PROBLEM TO WORK ON: Repeat the whole listing exactly.

Stored items from a collection:
+===+
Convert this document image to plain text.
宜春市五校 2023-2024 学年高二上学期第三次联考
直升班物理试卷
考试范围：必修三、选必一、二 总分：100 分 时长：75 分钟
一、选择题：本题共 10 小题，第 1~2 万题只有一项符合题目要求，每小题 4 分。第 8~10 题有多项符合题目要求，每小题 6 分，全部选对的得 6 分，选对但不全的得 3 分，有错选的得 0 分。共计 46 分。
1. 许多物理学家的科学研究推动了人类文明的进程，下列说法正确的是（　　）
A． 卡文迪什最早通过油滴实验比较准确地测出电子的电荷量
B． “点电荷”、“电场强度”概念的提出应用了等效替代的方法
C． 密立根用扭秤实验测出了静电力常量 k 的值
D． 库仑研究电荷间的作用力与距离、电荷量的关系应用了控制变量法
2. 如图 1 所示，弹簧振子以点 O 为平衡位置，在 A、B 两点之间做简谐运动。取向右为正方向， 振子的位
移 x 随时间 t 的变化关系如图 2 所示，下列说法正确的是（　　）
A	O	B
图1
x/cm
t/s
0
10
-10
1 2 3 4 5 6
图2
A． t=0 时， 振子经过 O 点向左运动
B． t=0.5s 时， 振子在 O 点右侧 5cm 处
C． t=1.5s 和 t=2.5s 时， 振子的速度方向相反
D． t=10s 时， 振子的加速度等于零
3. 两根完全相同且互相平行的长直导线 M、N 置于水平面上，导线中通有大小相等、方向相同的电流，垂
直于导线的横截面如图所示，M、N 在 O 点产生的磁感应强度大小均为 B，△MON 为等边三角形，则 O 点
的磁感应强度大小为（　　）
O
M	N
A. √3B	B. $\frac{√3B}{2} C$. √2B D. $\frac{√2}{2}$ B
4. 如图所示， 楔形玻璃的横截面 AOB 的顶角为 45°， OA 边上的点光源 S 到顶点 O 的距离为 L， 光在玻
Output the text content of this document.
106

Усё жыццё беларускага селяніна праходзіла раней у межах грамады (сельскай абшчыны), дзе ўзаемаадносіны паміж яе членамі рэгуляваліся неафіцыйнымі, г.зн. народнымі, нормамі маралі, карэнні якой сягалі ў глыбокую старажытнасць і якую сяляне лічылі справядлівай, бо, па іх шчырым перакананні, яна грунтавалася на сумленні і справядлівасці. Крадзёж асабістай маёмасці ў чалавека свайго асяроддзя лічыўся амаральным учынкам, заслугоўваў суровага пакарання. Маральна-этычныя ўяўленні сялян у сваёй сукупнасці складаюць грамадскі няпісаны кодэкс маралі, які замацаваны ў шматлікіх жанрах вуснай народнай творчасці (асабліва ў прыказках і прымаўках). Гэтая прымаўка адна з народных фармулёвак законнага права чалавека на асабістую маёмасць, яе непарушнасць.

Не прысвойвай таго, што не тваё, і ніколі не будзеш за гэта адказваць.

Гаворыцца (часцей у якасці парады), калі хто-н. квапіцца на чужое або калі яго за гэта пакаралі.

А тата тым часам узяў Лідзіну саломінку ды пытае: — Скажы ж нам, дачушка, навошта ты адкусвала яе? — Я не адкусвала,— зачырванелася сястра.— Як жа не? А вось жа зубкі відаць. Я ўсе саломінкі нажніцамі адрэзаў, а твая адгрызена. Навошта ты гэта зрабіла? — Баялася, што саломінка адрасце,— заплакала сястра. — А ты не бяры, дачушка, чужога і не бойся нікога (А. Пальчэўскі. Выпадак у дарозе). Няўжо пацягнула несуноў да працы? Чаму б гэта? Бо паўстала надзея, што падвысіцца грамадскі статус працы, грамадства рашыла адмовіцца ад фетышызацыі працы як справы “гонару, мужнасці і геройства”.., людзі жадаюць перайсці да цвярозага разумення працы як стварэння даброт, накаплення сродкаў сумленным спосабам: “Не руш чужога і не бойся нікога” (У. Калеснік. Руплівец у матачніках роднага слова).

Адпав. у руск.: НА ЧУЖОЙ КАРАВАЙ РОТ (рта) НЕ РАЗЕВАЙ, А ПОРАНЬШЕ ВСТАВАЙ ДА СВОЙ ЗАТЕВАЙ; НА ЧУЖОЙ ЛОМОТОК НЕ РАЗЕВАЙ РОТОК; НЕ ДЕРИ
+===+
SOLUTION TO THE PROBLEM:
Convert this document image to plain text.
宜春市五校 2023-2024 学年高二上学期第三次联考
直升班物理试卷
考试范围：必修三、选必一、二 总分：100 分 时长：75 分钟
一、选择题：本题共 10 小题，第 1~2 万题只有一项符合题目要求，每小题 4 分。第 8~10 题有多项符合题目要求，每小题 6 分，全部选对的得 6 分，选对但不全的得 3 分，有错选的得 0 分。共计 46 分。
1. 许多物理学家的科学研究推动了人类文明的进程，下列说法正确的是（　　）
A． 卡文迪什最早通过油滴实验比较准确地测出电子的电荷量
B． “点电荷”、“电场强度”概念的提出应用了等效替代的方法
C． 密立根用扭秤实验测出了静电力常量 k 的值
D． 库仑研究电荷间的作用力与距离、电荷量的关系应用了控制变量法
2. 如图 1 所示，弹簧振子以点 O 为平衡位置，在 A、B 两点之间做简谐运动。取向右为正方向， 振子的位
移 x 随时间 t 的变化关系如图 2 所示，下列说法正确的是（　　）
A	O	B
图1
x/cm
t/s
0
10
-10
1 2 3 4 5 6
图2
A． t=0 时， 振子经过 O 点向左运动
B． t=0.5s 时， 振子在 O 点右侧 5cm 处
C． t=1.5s 和 t=2.5s 时， 振子的速度方向相反
D． t=10s 时， 振子的加速度等于零
3. 两根完全相同且互相平行的长直导线 M、N 置于水平面上，导线中通有大小相等、方向相同的电流，垂
直于导线的横截面如图所示，M、N 在 O 点产生的磁感应强度大小均为 B，△MON 为等边三角形，则 O 点
的磁感应强度大小为（　　）
O
M	N
A. √3B	B. $\frac{√3B}{2} C$. √2B D. $\frac{√2}{2}$ B
4. 如图所示， 楔形玻璃的横截面 AOB 的顶角为 45°， OA 边上的点光源 S 到顶点 O 的距离为 L， 光在玻
Output the text content of this document.
106

Усё жыццё беларускага селяніна праходзіла раней у межах грамады (сельскай абшчыны), дзе ўзаемаадносіны паміж яе членамі рэгуляваліся неафіцыйнымі, г.зн. народнымі, нормамі маралі, карэнні якой сягалі ў глыбокую старажытнасць і якую сяляне лічылі справядлівай, бо, па іх шчырым перакананні, яна грунтавалася на сумленні і справядлівасці. Крадзёж асабістай маёмасці ў чалавека свайго асяроддзя лічыўся амаральным учынкам, заслугоўваў суровага пакарання. Маральна-этычныя ўяўленні сялян у сваёй сукупнасці складаюць грамадскі няпісаны кодэкс маралі, які замацаваны ў шматлікіх жанрах вуснай народнай творчасці (асабліва ў прыказках і прымаўках). Гэтая прымаўка адна з народных фармулёвак законнага права чалавека на асабістую маёмасць, яе непарушнасць.

Не прысвойвай таго, што не тваё, і ніколі не будзеш за гэта адказваць.

Гаворыцца (часцей у якасці парады), калі хто-н. квапіцца на чужое або калі яго за гэта пакаралі.

А тата тым часам узяў Лідзіну саломінку ды пытае: — Скажы ж нам, дачушка, навошта ты адкусвала яе? — Я не адкусвала,— зачырванелася сястра.— Як жа не? А вось жа зубкі відаць. Я ўсе саломінкі нажніцамі адрэзаў, а твая адгрызена. Навошта ты гэта зрабіла? — Баялася, што саломінка адрасце,— заплакала сястра. — А ты не бяры, дачушка, чужога і не бойся нікога (А. Пальчэўскі. Выпадак у дарозе). Няўжо пацягнула несуноў да працы? Чаму б гэта? Бо паўстала надзея, што падвысіцца грамадскі статус працы, грамадства рашыла адмовіцца ад фетышызацыі працы як справы “гонару, мужнасці і геройства”.., людзі жадаюць перайсці да цвярозага разумення працы як стварэння даброт, накаплення сродкаў сумленным спосабам: “Не руш чужога і не бойся нікога” (У. Калеснік. Руплівец у матачніках роднага слова).

Адпав. у руск.: НА ЧУЖОЙ КАРАВАЙ РОТ (рта) НЕ РАЗЕВАЙ, А ПОРАНЬШЕ ВСТАВАЙ ДА СВОЙ ЗАТЕВАЙ; НА ЧУЖОЙ ЛОМОТОК НЕ РАЗЕВАЙ РОТОК; НЕ ДЕРИ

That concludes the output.